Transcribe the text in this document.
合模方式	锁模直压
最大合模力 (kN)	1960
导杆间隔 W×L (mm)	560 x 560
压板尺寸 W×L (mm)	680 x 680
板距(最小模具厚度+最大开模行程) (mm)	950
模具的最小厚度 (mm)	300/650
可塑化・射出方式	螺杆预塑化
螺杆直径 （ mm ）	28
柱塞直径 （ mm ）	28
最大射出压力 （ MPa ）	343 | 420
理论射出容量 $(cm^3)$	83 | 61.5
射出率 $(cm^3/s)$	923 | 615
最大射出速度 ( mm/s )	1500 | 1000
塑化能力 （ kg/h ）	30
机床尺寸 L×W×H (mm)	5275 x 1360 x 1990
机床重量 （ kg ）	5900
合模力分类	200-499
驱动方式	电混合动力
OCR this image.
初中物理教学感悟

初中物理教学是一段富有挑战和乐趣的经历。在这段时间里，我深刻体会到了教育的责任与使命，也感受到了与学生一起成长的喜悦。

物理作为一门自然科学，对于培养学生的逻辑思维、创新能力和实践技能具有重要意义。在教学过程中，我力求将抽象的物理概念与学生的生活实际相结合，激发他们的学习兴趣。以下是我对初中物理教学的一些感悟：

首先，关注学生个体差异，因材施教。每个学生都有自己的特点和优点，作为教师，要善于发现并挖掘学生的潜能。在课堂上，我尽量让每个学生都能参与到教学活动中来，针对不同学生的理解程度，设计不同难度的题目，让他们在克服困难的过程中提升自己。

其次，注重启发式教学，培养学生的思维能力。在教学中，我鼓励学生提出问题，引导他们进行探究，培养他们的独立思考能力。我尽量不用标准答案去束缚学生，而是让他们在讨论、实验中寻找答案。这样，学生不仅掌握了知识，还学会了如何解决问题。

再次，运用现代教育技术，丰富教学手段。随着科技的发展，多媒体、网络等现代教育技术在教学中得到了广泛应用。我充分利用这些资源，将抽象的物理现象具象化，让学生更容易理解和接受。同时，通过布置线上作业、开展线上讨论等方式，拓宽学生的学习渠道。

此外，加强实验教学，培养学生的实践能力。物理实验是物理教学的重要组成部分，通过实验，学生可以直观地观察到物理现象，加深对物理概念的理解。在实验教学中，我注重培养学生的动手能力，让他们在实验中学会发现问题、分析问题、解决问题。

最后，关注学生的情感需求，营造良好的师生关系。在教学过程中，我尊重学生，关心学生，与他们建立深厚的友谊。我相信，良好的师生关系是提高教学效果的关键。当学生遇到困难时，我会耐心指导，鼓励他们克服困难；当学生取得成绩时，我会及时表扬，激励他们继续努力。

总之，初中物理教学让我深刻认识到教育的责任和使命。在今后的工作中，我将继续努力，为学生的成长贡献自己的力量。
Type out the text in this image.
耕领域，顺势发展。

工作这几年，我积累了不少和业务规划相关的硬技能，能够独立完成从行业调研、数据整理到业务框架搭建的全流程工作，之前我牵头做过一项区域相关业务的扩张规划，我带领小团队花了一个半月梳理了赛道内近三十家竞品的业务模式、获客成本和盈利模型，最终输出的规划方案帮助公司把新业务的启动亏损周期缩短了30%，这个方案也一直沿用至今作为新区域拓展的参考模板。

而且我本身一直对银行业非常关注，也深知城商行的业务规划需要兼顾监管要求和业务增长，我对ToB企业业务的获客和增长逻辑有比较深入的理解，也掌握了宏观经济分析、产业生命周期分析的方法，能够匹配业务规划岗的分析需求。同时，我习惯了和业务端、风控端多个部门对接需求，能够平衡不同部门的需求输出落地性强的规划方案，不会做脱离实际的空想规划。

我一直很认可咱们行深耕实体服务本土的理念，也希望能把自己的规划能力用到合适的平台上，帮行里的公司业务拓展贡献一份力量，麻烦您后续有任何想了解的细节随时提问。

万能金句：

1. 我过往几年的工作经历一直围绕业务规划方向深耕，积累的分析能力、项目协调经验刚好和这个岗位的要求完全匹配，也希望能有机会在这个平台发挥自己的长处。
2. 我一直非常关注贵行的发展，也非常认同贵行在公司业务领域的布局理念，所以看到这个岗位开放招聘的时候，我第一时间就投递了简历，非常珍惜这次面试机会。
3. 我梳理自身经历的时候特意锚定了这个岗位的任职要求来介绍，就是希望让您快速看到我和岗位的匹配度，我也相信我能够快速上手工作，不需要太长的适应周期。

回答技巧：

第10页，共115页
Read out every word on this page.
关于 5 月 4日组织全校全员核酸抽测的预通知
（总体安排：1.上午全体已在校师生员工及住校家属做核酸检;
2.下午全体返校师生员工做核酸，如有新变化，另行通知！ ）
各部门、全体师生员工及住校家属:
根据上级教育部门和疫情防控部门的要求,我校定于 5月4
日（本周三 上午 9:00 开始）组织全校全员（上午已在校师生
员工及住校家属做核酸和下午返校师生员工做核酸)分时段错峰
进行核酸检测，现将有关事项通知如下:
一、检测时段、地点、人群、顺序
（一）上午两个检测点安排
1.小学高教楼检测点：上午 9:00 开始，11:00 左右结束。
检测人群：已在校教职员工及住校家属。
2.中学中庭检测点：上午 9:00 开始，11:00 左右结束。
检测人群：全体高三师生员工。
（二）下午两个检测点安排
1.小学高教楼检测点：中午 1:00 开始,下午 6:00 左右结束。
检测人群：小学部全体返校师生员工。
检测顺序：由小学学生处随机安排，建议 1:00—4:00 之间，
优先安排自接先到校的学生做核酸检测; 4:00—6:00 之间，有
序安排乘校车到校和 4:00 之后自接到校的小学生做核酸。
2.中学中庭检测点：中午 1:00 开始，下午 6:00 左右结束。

→ **Written instruction**
Reproduce the data, keeping every line exactly the same.

→ **Output**
Transcribe the text in this document.
合模方式	锁模直压
最大合模力 (kN)	1960
导杆间隔 W×L (mm)	560 x 560
压板尺寸 W×L (mm)	680 x 680
板距(最小模具厚度+最大开模行程) (mm)	950
模具的最小厚度 (mm)	300/650
可塑化・射出方式	螺杆预塑化
螺杆直径 （ mm ）	28
柱塞直径 （ mm ）	28
最大射出压力 （ MPa ）	343 | 420
理论射出容量 $(cm^3)$	83 | 61.5
射出率 $(cm^3/s)$	923 | 615
最大射出速度 ( mm/s )	1500 | 1000
塑化能力 （ kg/h ）	30
机床尺寸 L×W×H (mm)	5275 x 1360 x 1990
机床重量 （ kg ）	5900
合模力分类	200-499
驱动方式	电混合动力
OCR this image.
初中物理教学感悟

初中物理教学是一段富有挑战和乐趣的经历。在这段时间里，我深刻体会到了教育的责任与使命，也感受到了与学生一起成长的喜悦。

物理作为一门自然科学，对于培养学生的逻辑思维、创新能力和实践技能具有重要意义。在教学过程中，我力求将抽象的物理概念与学生的生活实际相结合，激发他们的学习兴趣。以下是我对初中物理教学的一些感悟：

首先，关注学生个体差异，因材施教。每个学生都有自己的特点和优点，作为教师，要善于发现并挖掘学生的潜能。在课堂上，我尽量让每个学生都能参与到教学活动中来，针对不同学生的理解程度，设计不同难度的题目，让他们在克服困难的过程中提升自己。

其次，注重启发式教学，培养学生的思维能力。在教学中，我鼓励学生提出问题，引导他们进行探究，培养他们的独立思考能力。我尽量不用标准答案去束缚学生，而是让他们在讨论、实验中寻找答案。这样，学生不仅掌握了知识，还学会了如何解决问题。

再次，运用现代教育技术，丰富教学手段。随着科技的发展，多媒体、网络等现代教育技术在教学中得到了广泛应用。我充分利用这些资源，将抽象的物理现象具象化，让学生更容易理解和接受。同时，通过布置线上作业、开展线上讨论等方式，拓宽学生的学习渠道。

此外，加强实验教学，培养学生的实践能力。物理实验是物理教学的重要组成部分，通过实验，学生可以直观地观察到物理现象，加深对物理概念的理解。在实验教学中，我注重培养学生的动手能力，让他们在实验中学会发现问题、分析问题、解决问题。

最后，关注学生的情感需求，营造良好的师生关系。在教学过程中，我尊重学生，关心学生，与他们建立深厚的友谊。我相信，良好的师生关系是提高教学效果的关键。当学生遇到困难时，我会耐心指导，鼓励他们克服困难；当学生取得成绩时，我会及时表扬，激励他们继续努力。

总之，初中物理教学让我深刻认识到教育的责任和使命。在今后的工作中，我将继续努力，为学生的成长贡献自己的力量。
Type out the text in this image.
耕领域，顺势发展。

工作这几年，我积累了不少和业务规划相关的硬技能，能够独立完成从行业调研、数据整理到业务框架搭建的全流程工作，之前我牵头做过一项区域相关业务的扩张规划，我带领小团队花了一个半月梳理了赛道内近三十家竞品的业务模式、获客成本和盈利模型，最终输出的规划方案帮助公司把新业务的启动亏损周期缩短了30%，这个方案也一直沿用至今作为新区域拓展的参考模板。

而且我本身一直对银行业非常关注，也深知城商行的业务规划需要兼顾监管要求和业务增长，我对ToB企业业务的获客和增长逻辑有比较深入的理解，也掌握了宏观经济分析、产业生命周期分析的方法，能够匹配业务规划岗的分析需求。同时，我习惯了和业务端、风控端多个部门对接需求，能够平衡不同部门的需求输出落地性强的规划方案，不会做脱离实际的空想规划。

我一直很认可咱们行深耕实体服务本土的理念，也希望能把自己的规划能力用到合适的平台上，帮行里的公司业务拓展贡献一份力量，麻烦您后续有任何想了解的细节随时提问。

万能金句：

1. 我过往几年的工作经历一直围绕业务规划方向深耕，积累的分析能力、项目协调经验刚好和这个岗位的要求完全匹配，也希望能有机会在这个平台发挥自己的长处。
2. 我一直非常关注贵行的发展，也非常认同贵行在公司业务领域的布局理念，所以看到这个岗位开放招聘的时候，我第一时间就投递了简历，非常珍惜这次面试机会。
3. 我梳理自身经历的时候特意锚定了这个岗位的任职要求来介绍，就是希望让您快速看到我和岗位的匹配度，我也相信我能够快速上手工作，不需要太长的适应周期。

回答技巧：

第10页，共115页
Read out every word on this page.
关于 5 月 4日组织全校全员核酸抽测的预通知
（总体安排：1.上午全体已在校师生员工及住校家属做核酸检;
2.下午全体返校师生员工做核酸，如有新变化，另行通知！ ）
各部门、全体师生员工及住校家属:
根据上级教育部门和疫情防控部门的要求,我校定于 5月4
日（本周三 上午 9:00 开始）组织全校全员（上午已在校师生
员工及住校家属做核酸和下午返校师生员工做核酸)分时段错峰
进行核酸检测，现将有关事项通知如下:
一、检测时段、地点、人群、顺序
（一）上午两个检测点安排
1.小学高教楼检测点：上午 9:00 开始，11:00 左右结束。
检测人群：已在校教职员工及住校家属。
2.中学中庭检测点：上午 9:00 开始，11:00 左右结束。
检测人群：全体高三师生员工。
（二）下午两个检测点安排
1.小学高教楼检测点：中午 1:00 开始,下午 6:00 左右结束。
检测人群：小学部全体返校师生员工。
检测顺序：由小学学生处随机安排，建议 1:00—4:00 之间，
优先安排自接先到校的学生做核酸检测; 4:00—6:00 之间，有
序安排乘校车到校和 4:00 之后自接到校的小学生做核酸。
2.中学中庭检测点：中午 1:00 开始，下午 6:00 左右结束。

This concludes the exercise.